____ Task inputs
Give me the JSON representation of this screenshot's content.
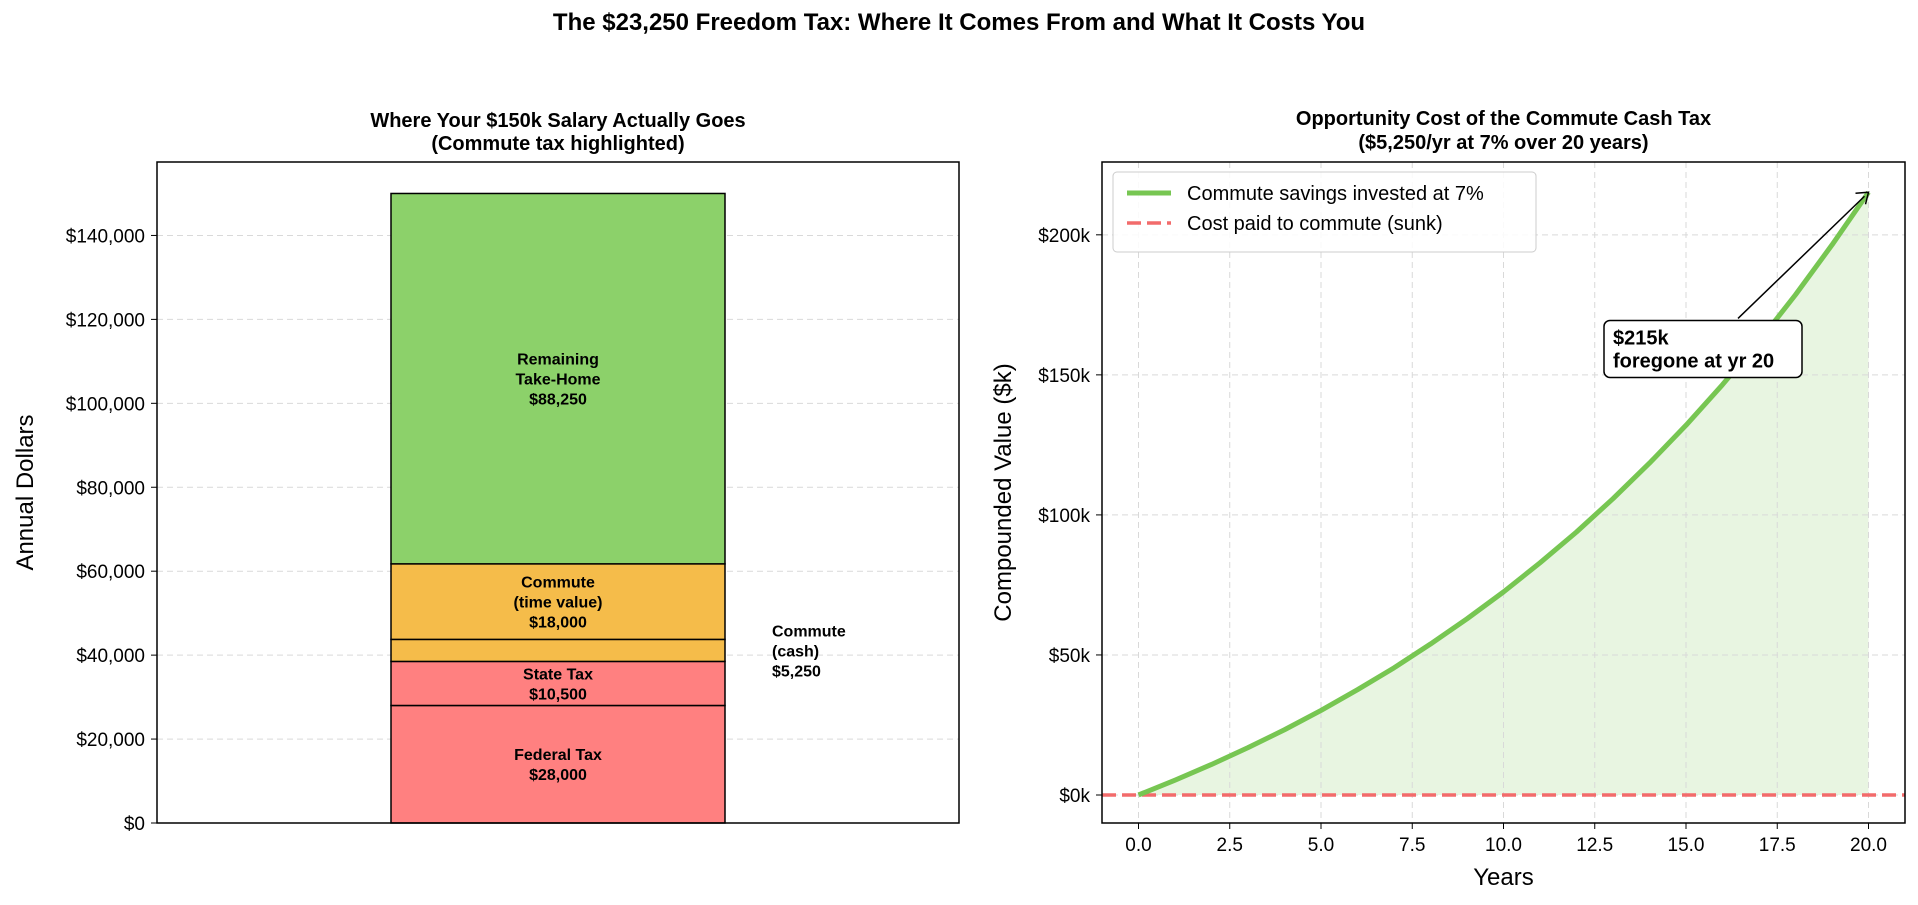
{
  "suptitle": "The $23,250 Freedom Tax: Where It Comes From and What It Costs You",
  "charts": [
    {
      "type": "bar",
      "stacked": true,
      "title_line1": "Where Your $150k Salary Actually Goes",
      "title_line2": "(Commute tax highlighted)",
      "xlabel": "",
      "ylabel": "Annual Dollars",
      "ylim": [
        0,
        157500
      ],
      "yticks": [
        0,
        20000,
        40000,
        60000,
        80000,
        100000,
        120000,
        140000
      ],
      "ytick_labels": [
        "$0",
        "$20,000",
        "$40,000",
        "$60,000",
        "$80,000",
        "$100,000",
        "$120,000",
        "$140,000"
      ],
      "grid": "y-dashed",
      "segments": [
        {
          "name": "Federal Tax",
          "value": 28000,
          "color": "#ff8080",
          "label_lines": [
            "Federal Tax",
            "$28,000"
          ],
          "label_side": "inside"
        },
        {
          "name": "State Tax",
          "value": 10500,
          "color": "#ff8080",
          "label_lines": [
            "State Tax",
            "$10,500"
          ],
          "label_side": "inside"
        },
        {
          "name": "Commute (cash)",
          "value": 5250,
          "color": "#f5bc4a",
          "label_lines": [
            "Commute",
            "(cash)",
            "$5,250"
          ],
          "label_side": "outside"
        },
        {
          "name": "Commute (time value)",
          "value": 18000,
          "color": "#f5bc4a",
          "label_lines": [
            "Commute",
            "(time value)",
            "$18,000"
          ],
          "label_side": "inside"
        },
        {
          "name": "Remaining Take-Home",
          "value": 88250,
          "color": "#8cd16a",
          "label_lines": [
            "Remaining",
            "Take-Home",
            "$88,250"
          ],
          "label_side": "inside"
        }
      ]
    },
    {
      "type": "line",
      "title_line1": "Opportunity Cost of the Commute Cash Tax",
      "title_line2": "($5,250/yr at 7% over 20 years)",
      "xlabel": "Years",
      "ylabel": "Compounded Value ($k)",
      "xlim": [
        -1,
        21
      ],
      "ylim": [
        -10,
        226
      ],
      "xticks": [
        0,
        2.5,
        5,
        7.5,
        10,
        12.5,
        15,
        17.5,
        20
      ],
      "xtick_labels": [
        "0.0",
        "2.5",
        "5.0",
        "7.5",
        "10.0",
        "12.5",
        "15.0",
        "17.5",
        "20.0"
      ],
      "yticks": [
        0,
        50,
        100,
        150,
        200
      ],
      "ytick_labels": [
        "$0k",
        "$50k",
        "$100k",
        "$150k",
        "$200k"
      ],
      "grid": "both-dashed",
      "legend_position": "top-left",
      "series": [
        {
          "name": "Commute savings invested at 7%",
          "color": "#77c652",
          "style": "solid",
          "fill": "#e8f5e1",
          "x": [
            0,
            1,
            2,
            3,
            4,
            5,
            6,
            7,
            8,
            9,
            10,
            11,
            12,
            13,
            14,
            15,
            16,
            17,
            18,
            19,
            20
          ],
          "y": [
            0,
            5.3,
            10.9,
            16.9,
            23.3,
            30.2,
            37.6,
            45.4,
            53.9,
            62.9,
            72.5,
            82.9,
            93.9,
            105.8,
            118.5,
            132.0,
            146.5,
            162.0,
            178.6,
            196.4,
            215.2
          ]
        },
        {
          "name": "Cost paid to commute (sunk)",
          "color": "#f26b6b",
          "style": "dashed",
          "x": [
            -1,
            21
          ],
          "y": [
            0,
            0
          ]
        }
      ],
      "annotation": {
        "lines": [
          "$215k",
          "foregone at yr 20"
        ],
        "point": [
          20,
          215.2
        ],
        "text_at": [
          13,
          158
        ]
      }
    }
  ]
}
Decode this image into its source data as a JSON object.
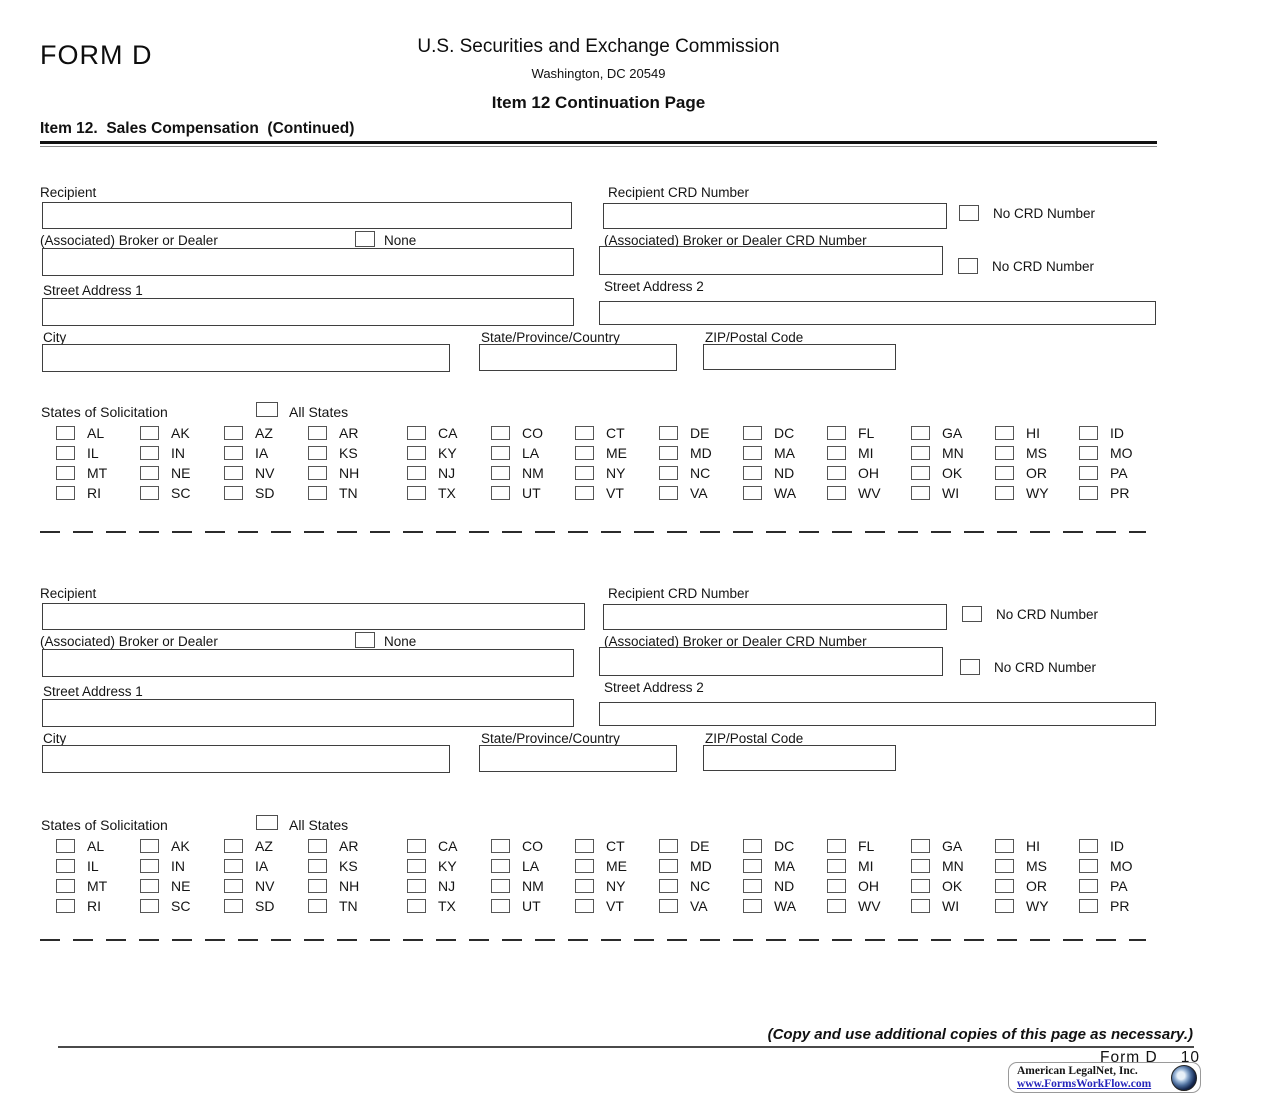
{
  "header": {
    "form_label": "FORM D",
    "agency": "U.S. Securities and Exchange Commission",
    "address": "Washington, DC 20549",
    "page_title": "Item 12 Continuation Page",
    "item_heading": "Item 12.  Sales Compensation  (Continued)"
  },
  "labels": {
    "recipient": "Recipient",
    "recipient_crd": "Recipient CRD Number",
    "no_crd": "No CRD Number",
    "broker": "(Associated) Broker or Dealer",
    "none": "None",
    "broker_crd": "(Associated) Broker or Dealer CRD Number",
    "street1": "Street Address 1",
    "street2": "Street Address 2",
    "city": "City",
    "state": "State/Province/Country",
    "zip": "ZIP/Postal Code",
    "states_of_solicitation": "States of Solicitation",
    "all_states": "All States"
  },
  "states": {
    "rows": [
      [
        "AL",
        "AK",
        "AZ",
        "AR",
        "CA",
        "CO",
        "CT",
        "DE",
        "DC",
        "FL",
        "GA",
        "HI",
        "ID"
      ],
      [
        "IL",
        "IN",
        "IA",
        "KS",
        "KY",
        "LA",
        "ME",
        "MD",
        "MA",
        "MI",
        "MN",
        "MS",
        "MO"
      ],
      [
        "MT",
        "NE",
        "NV",
        "NH",
        "NJ",
        "NM",
        "NY",
        "NC",
        "ND",
        "OH",
        "OK",
        "OR",
        "PA"
      ],
      [
        "RI",
        "SC",
        "SD",
        "TN",
        "TX",
        "UT",
        "VT",
        "VA",
        "WA",
        "WV",
        "WI",
        "WY",
        "PR"
      ]
    ]
  },
  "sections": [
    {
      "recipient": "",
      "recipient_crd": "",
      "no_crd_recipient_checked": false,
      "broker": "",
      "broker_none_checked": false,
      "broker_crd": "",
      "no_crd_broker_checked": false,
      "street1": "",
      "street2": "",
      "city": "",
      "state": "",
      "zip": "",
      "all_states_checked": false,
      "checked_states": []
    },
    {
      "recipient": "",
      "recipient_crd": "",
      "no_crd_recipient_checked": false,
      "broker": "",
      "broker_none_checked": false,
      "broker_crd": "",
      "no_crd_broker_checked": false,
      "street1": "",
      "street2": "",
      "city": "",
      "state": "",
      "zip": "",
      "all_states_checked": false,
      "checked_states": []
    }
  ],
  "footer": {
    "copy_note": "(Copy and use additional copies of this page as necessary.)",
    "form_label": "Form D",
    "page_number": "10",
    "vendor_name": "American LegalNet, Inc.",
    "vendor_url": "www.FormsWorkFlow.com"
  },
  "colors": {
    "text": "#111111",
    "field_border": "#3f3f3f",
    "link": "#2626bb"
  }
}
________
Your answer should be a single number: the count of lines that contain "ylabel".

2